▶ _The records_
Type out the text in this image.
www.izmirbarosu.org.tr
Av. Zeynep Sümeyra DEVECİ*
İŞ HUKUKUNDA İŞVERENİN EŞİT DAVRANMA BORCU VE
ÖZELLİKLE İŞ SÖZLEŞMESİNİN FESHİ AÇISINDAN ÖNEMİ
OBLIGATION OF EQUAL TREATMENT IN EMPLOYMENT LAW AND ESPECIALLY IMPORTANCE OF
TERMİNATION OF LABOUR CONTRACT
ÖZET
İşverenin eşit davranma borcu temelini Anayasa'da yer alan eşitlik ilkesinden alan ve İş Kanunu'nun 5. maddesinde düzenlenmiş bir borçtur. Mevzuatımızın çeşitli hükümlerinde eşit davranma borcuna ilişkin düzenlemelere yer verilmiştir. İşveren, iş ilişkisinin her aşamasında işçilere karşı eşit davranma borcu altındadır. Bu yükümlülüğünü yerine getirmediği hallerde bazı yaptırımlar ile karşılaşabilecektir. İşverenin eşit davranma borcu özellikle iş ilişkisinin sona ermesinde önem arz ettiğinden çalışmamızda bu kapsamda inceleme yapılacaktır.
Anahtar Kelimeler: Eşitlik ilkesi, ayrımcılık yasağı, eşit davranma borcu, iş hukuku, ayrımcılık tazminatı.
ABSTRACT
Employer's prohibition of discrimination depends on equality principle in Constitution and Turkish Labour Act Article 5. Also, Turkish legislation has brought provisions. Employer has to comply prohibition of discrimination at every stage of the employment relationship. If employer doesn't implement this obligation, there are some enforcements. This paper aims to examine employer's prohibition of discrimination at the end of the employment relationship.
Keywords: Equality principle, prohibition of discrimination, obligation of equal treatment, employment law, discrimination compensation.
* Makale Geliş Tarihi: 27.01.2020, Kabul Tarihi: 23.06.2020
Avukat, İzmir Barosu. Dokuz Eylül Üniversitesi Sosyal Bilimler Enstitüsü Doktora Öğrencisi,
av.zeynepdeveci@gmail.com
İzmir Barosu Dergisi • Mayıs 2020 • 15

▶ _What is needed_
Using the records above, copy each line that contains "İzmir".

▶ _Output of the exercise_
Avukat, İzmir Barosu. Dokuz Eylül Üniversitesi Sosyal Bilimler Enstitüsü Doktora Öğrencisi,
İzmir Barosu Dergisi • Mayıs 2020 • 15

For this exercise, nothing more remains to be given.